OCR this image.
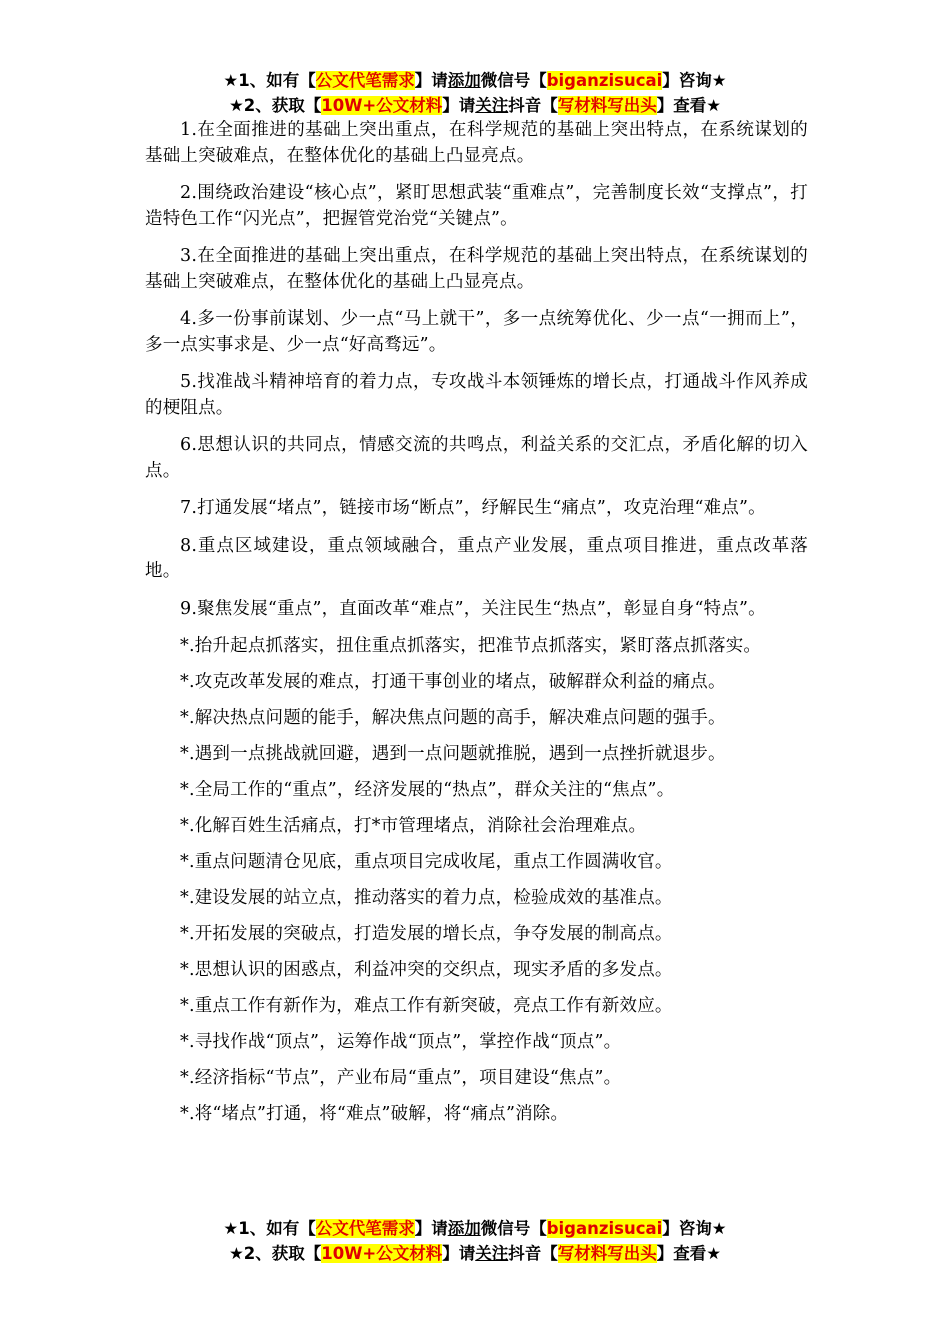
★1、如有【公文代笔需求】请添加微信号【biganzisucai】咨询★
★2、获取【10W+公文材料】请关注抖音【写材料写出头】查看★

1.在全面推进的基础上突出重点，在科学规范的基础上突出特点，在系统谋划的基础上突破难点，在整体优化的基础上凸显亮点。

2.围绕政治建设“核心点”，紧盯思想武装“重难点”，完善制度长效“支撑点”，打造特色工作“闪光点”，把握管党治党“关键点”。

3.在全面推进的基础上突出重点，在科学规范的基础上突出特点，在系统谋划的基础上突破难点，在整体优化的基础上凸显亮点。

4.多一份事前谋划、少一点“马上就干”，多一点统筹优化、少一点“一拥而上”，多一点实事求是、少一点“好高骛远”。

5.找准战斗精神培育的着力点，专攻战斗本领锤炼的增长点，打通战斗作风养成的梗阻点。

6.思想认识的共同点，情感交流的共鸣点，利益关系的交汇点，矛盾化解的切入点。

7.打通发展“堵点”，链接市场“断点”，纾解民生“痛点”，攻克治理“难点”。

8.重点区域建设，重点领域融合，重点产业发展，重点项目推进，重点改革落地。

9.聚焦发展“重点”，直面改革“难点”，关注民生“热点”，彰显自身“特点”。

*.抬升起点抓落实，扭住重点抓落实，把准节点抓落实，紧盯落点抓落实。

*.攻克改革发展的难点，打通干事创业的堵点，破解群众利益的痛点。

*.解决热点问题的能手，解决焦点问题的高手，解决难点问题的强手。

*.遇到一点挑战就回避，遇到一点问题就推脱，遇到一点挫折就退步。

*.全局工作的“重点”，经济发展的“热点”，群众关注的“焦点”。

*.化解百姓生活痛点，打*市管理堵点，消除社会治理难点。

*.重点问题清仓见底，重点项目完成收尾，重点工作圆满收官。

*.建设发展的站立点，推动落实的着力点，检验成效的基准点。

*.开拓发展的突破点，打造发展的增长点，争夺发展的制高点。

*.思想认识的困惑点，利益冲突的交织点，现实矛盾的多发点。

*.重点工作有新作为，难点工作有新突破，亮点工作有新效应。

*.寻找作战“顶点”，运筹作战“顶点”，掌控作战“顶点”。

*.经济指标“节点”，产业布局“重点”，项目建设“焦点”。

*.将“堵点”打通，将“难点”破解，将“痛点”消除。

★1、如有【公文代笔需求】请添加微信号【biganzisucai】咨询★
★2、获取【10W+公文材料】请关注抖音【写材料写出头】查看★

Task statement
Without including any pictures, please restate all the records exactly.

Output of the task
OCR this image.
★1、如有【公文代笔需求】请添加微信号【biganzisucai】咨询★
★2、获取【10W+公文材料】请关注抖音【写材料写出头】查看★

1.在全面推进的基础上突出重点，在科学规范的基础上突出特点，在系统谋划的基础上突破难点，在整体优化的基础上凸显亮点。

2.围绕政治建设“核心点”，紧盯思想武装“重难点”，完善制度长效“支撑点”，打造特色工作“闪光点”，把握管党治党“关键点”。

3.在全面推进的基础上突出重点，在科学规范的基础上突出特点，在系统谋划的基础上突破难点，在整体优化的基础上凸显亮点。

4.多一份事前谋划、少一点“马上就干”，多一点统筹优化、少一点“一拥而上”，多一点实事求是、少一点“好高骛远”。

5.找准战斗精神培育的着力点，专攻战斗本领锤炼的增长点，打通战斗作风养成的梗阻点。

6.思想认识的共同点，情感交流的共鸣点，利益关系的交汇点，矛盾化解的切入点。

7.打通发展“堵点”，链接市场“断点”，纾解民生“痛点”，攻克治理“难点”。

8.重点区域建设，重点领域融合，重点产业发展，重点项目推进，重点改革落地。

9.聚焦发展“重点”，直面改革“难点”，关注民生“热点”，彰显自身“特点”。

*.抬升起点抓落实，扭住重点抓落实，把准节点抓落实，紧盯落点抓落实。

*.攻克改革发展的难点，打通干事创业的堵点，破解群众利益的痛点。

*.解决热点问题的能手，解决焦点问题的高手，解决难点问题的强手。

*.遇到一点挑战就回避，遇到一点问题就推脱，遇到一点挫折就退步。

*.全局工作的“重点”，经济发展的“热点”，群众关注的“焦点”。

*.化解百姓生活痛点，打*市管理堵点，消除社会治理难点。

*.重点问题清仓见底，重点项目完成收尾，重点工作圆满收官。

*.建设发展的站立点，推动落实的着力点，检验成效的基准点。

*.开拓发展的突破点，打造发展的增长点，争夺发展的制高点。

*.思想认识的困惑点，利益冲突的交织点，现实矛盾的多发点。

*.重点工作有新作为，难点工作有新突破，亮点工作有新效应。

*.寻找作战“顶点”，运筹作战“顶点”，掌控作战“顶点”。

*.经济指标“节点”，产业布局“重点”，项目建设“焦点”。

*.将“堵点”打通，将“难点”破解，将“痛点”消除。

★1、如有【公文代笔需求】请添加微信号【biganzisucai】咨询★
★2、获取【10W+公文材料】请关注抖音【写材料写出头】查看★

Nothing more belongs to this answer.